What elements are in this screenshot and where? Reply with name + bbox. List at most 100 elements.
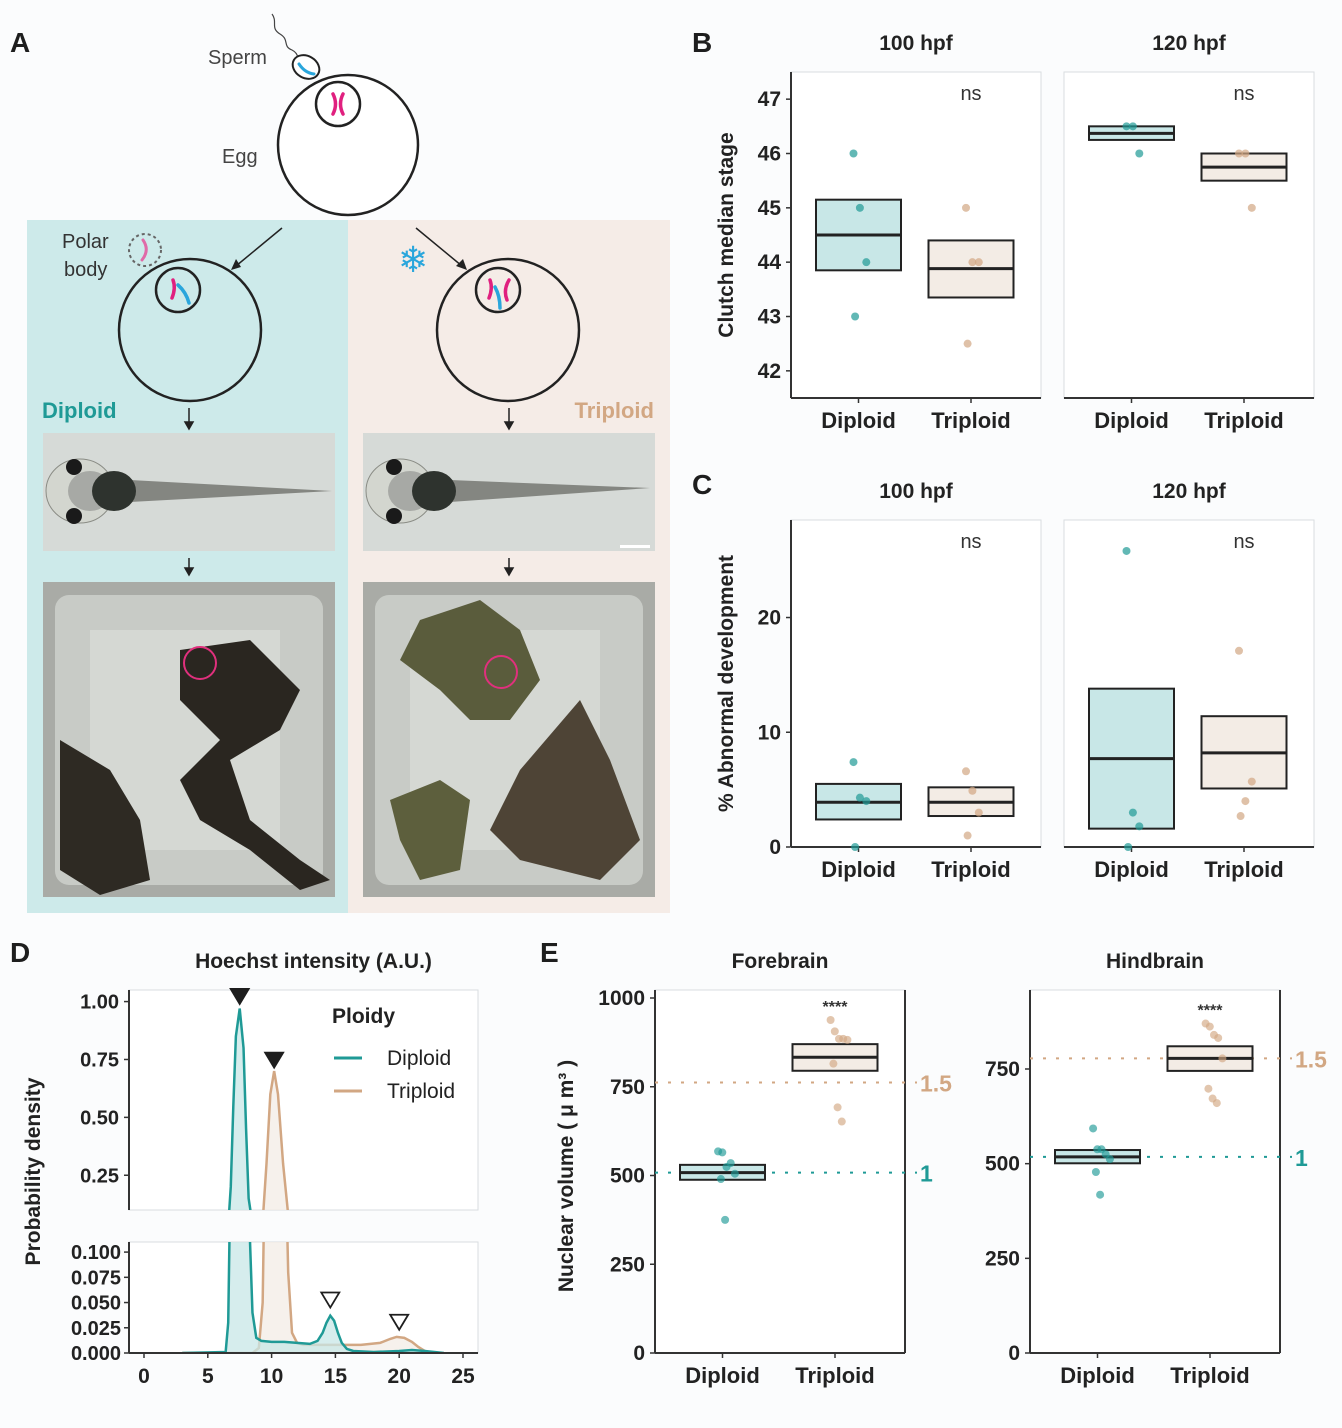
panel-e-chart: E Nuclear volume ( μ m³ ) Forebrain 0 250 500…: [540, 937, 1327, 1388]
data-point: [862, 797, 871, 806]
y-tick-label: 750: [610, 1076, 645, 1099]
y-axis-label: Clutch median stage: [715, 132, 738, 337]
polar-body-label-1: Polar: [62, 231, 109, 253]
data-point: [849, 758, 858, 767]
y-tick-label: 42: [758, 360, 781, 383]
paternal-chromosome: [493, 285, 502, 310]
data-point: [849, 149, 858, 158]
y-tick-label: 43: [758, 306, 781, 329]
x-tick-label: Triploid: [1170, 1363, 1249, 1388]
data-point: [974, 258, 983, 267]
x-tick-label: 15: [324, 1365, 348, 1388]
data-point: [1235, 646, 1243, 655]
x-tick-label: Diploid: [1060, 1363, 1135, 1388]
reference-label: 1.5: [920, 1070, 952, 1096]
lower-plot-area: [128, 1241, 479, 1354]
panel-letter: D: [10, 937, 30, 968]
peak-marker-open: [388, 1313, 410, 1332]
x-tick-label: 0: [138, 1365, 150, 1388]
significance-label: ****: [1198, 1003, 1224, 1020]
y-tick-label: 0: [633, 1342, 645, 1365]
facet-title: 100 hpf: [879, 32, 954, 55]
data-point: [1091, 1167, 1100, 1176]
data-point: [1241, 149, 1250, 158]
arrowhead: [456, 259, 467, 270]
data-point: [1214, 1033, 1223, 1042]
panel-c-chart: C % Abnormal development 0 10 20 100 hpf ns Dip…: [692, 469, 1315, 882]
x-tick-label: Triploid: [931, 857, 1010, 882]
y-tick-label: 0.075: [71, 1267, 121, 1289]
y-tick-label: 0.050: [71, 1293, 121, 1315]
data-point: [1236, 812, 1245, 821]
y-tick-label: 500: [985, 1153, 1020, 1176]
triploid-label: Triploid: [575, 398, 654, 423]
y-tick-label: 45: [758, 197, 782, 220]
x-tick-label: Diploid: [1094, 857, 1169, 882]
y-tick-label: 0: [1008, 1342, 1020, 1365]
diploid-tadpole-photo: [43, 433, 335, 551]
data-point: [855, 793, 864, 802]
significance-label: ns: [1233, 531, 1254, 553]
data-point: [974, 808, 983, 817]
arrowhead: [183, 567, 195, 577]
upper-plot-area: [128, 989, 479, 1211]
x-tick-label: 25: [451, 1365, 475, 1388]
density-area-diploid: [229, 1008, 251, 1210]
density-line-diploid: [182, 1242, 444, 1353]
data-point: [1128, 808, 1137, 817]
data-point: [851, 312, 860, 321]
y-axis-label: Nuclear volume ( μ m³ ): [555, 1060, 578, 1292]
y-tick-label: 0.100: [71, 1242, 121, 1264]
data-point: [833, 1103, 842, 1112]
arrowhead: [231, 259, 241, 270]
y-tick-label: 1000: [598, 987, 645, 1010]
data-point: [1105, 1155, 1114, 1164]
y-tick-label: 500: [610, 1165, 645, 1188]
panel-b-chart: B Clutch median stage 42 43 44 45 46 47 100 hpf n…: [692, 27, 1315, 433]
data-point: [855, 203, 864, 212]
data-point: [962, 767, 970, 776]
peak-marker-filled: [229, 988, 251, 1006]
data-point: [1096, 1190, 1105, 1199]
egg-label: Egg: [222, 146, 258, 168]
reference-label: 1: [920, 1161, 933, 1187]
polar-body-chromosome: [140, 238, 148, 262]
snowflake-icon: ❄: [398, 239, 428, 280]
peak-marker-filled: [263, 1051, 285, 1070]
arrowhead: [183, 421, 195, 431]
highlight-circle: [183, 646, 217, 680]
y-tick-label: 0.75: [80, 1049, 119, 1071]
panel-d-chart: D Hoechst intensity (A.U.) Probability den…: [10, 937, 479, 1388]
x-tick-label: Diploid: [1094, 408, 1169, 433]
density-area-diploid: [182, 1242, 444, 1353]
data-point: [1122, 546, 1131, 555]
panel-letter: E: [540, 937, 559, 968]
maternal-chromosome: [503, 278, 511, 302]
data-point: [837, 1117, 846, 1126]
triploid-frogs-photo: [363, 582, 655, 897]
data-point: [862, 258, 871, 267]
chart-title: Hoechst intensity (A.U.): [195, 950, 432, 973]
diploid-zygote: [117, 257, 263, 403]
panel-letter: B: [692, 27, 712, 58]
significance-label: ns: [960, 531, 981, 553]
data-point: [730, 1169, 739, 1178]
arrowhead: [503, 567, 515, 577]
x-tick-label: 5: [202, 1365, 214, 1388]
density-line-diploid: [228, 1008, 252, 1210]
data-point: [1247, 203, 1256, 212]
sperm-label: Sperm: [208, 47, 267, 69]
data-point: [1247, 777, 1256, 786]
panel-a-letter: A: [10, 27, 30, 58]
reference-label: 1: [1295, 1145, 1308, 1171]
panel-a-diagram: A Sperm Egg Polar body ❄ Diploid Triploi…: [10, 13, 670, 913]
diploid-nucleus: [154, 266, 202, 314]
data-point: [962, 203, 970, 212]
density-area-triploid: [263, 1071, 288, 1210]
data-point: [721, 1215, 730, 1224]
egg-chromosome: [331, 92, 345, 116]
y-axis-label: Probability density: [22, 1077, 45, 1265]
x-tick-label: Diploid: [685, 1363, 760, 1388]
data-point: [851, 843, 860, 851]
y-tick-label: 0.50: [80, 1107, 119, 1129]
- - - - -
__EXERCISE DESCRIPTION__: Output as a JSON list of strings the lines of the data starting at the line containing "panel-e-chart: E Nuclear" and ending at the line containing "x-tick-label: Triploid: [931, 857, 1010, 882]", one string per line, with blank lines left out.

__TASK ANSWER__:
[
  "panel-e-chart: E Nuclear volume ( μ m³ ) Forebrain 0 250 500…: [540, 937, 1327, 1388]",
  "data-point: [862, 797, 871, 806]",
  "y-tick-label: 750: [610, 1076, 645, 1099]",
  "y-axis-label: Clutch median stage: [715, 132, 738, 337]",
  "polar-body-label-1: Polar: [62, 231, 109, 253]",
  "data-point: [849, 758, 858, 767]",
  "y-tick-label: 42: [758, 360, 781, 383]",
  "paternal-chromosome: [493, 285, 502, 310]",
  "data-point: [849, 149, 858, 158]",
  "y-tick-label: 43: [758, 306, 781, 329]",
  "x-tick-label: Triploid: [1170, 1363, 1249, 1388]",
  "data-point: [974, 258, 983, 267]",
  "x-tick-label: 15: [324, 1365, 348, 1388]",
  "data-point: [1235, 646, 1243, 655]",
  "x-tick-label: Diploid: [1060, 1363, 1135, 1388]",
  "reference-label: 1.5: [920, 1070, 952, 1096]",
  "lower-plot-area: [128, 1241, 479, 1354]",
  "panel-letter: D: [10, 937, 30, 968]",
  "peak-marker-open: [388, 1313, 410, 1332]",
  "x-tick-label: 0: [138, 1365, 150, 1388]",
  "significance-label: ****: [1198, 1003, 1224, 1020]",
  "y-tick-label: 0: [633, 1342, 645, 1365]",
  "facet-title: 100 hpf: [879, 32, 954, 55]",
  "data-point: [1091, 1167, 1100, 1176]",
  "data-point: [1241, 149, 1250, 158]",
  "arrowhead: [456, 259, 467, 270]",
  "data-point: [1214, 1033, 1223, 1042]",
  "panel-c-chart: C % Abnormal development 0 10 20 100 hpf ns Dip…: [692, 469, 1315, 882]",
  "x-tick-label: Triploid: [931, 857, 1010, 882]"
]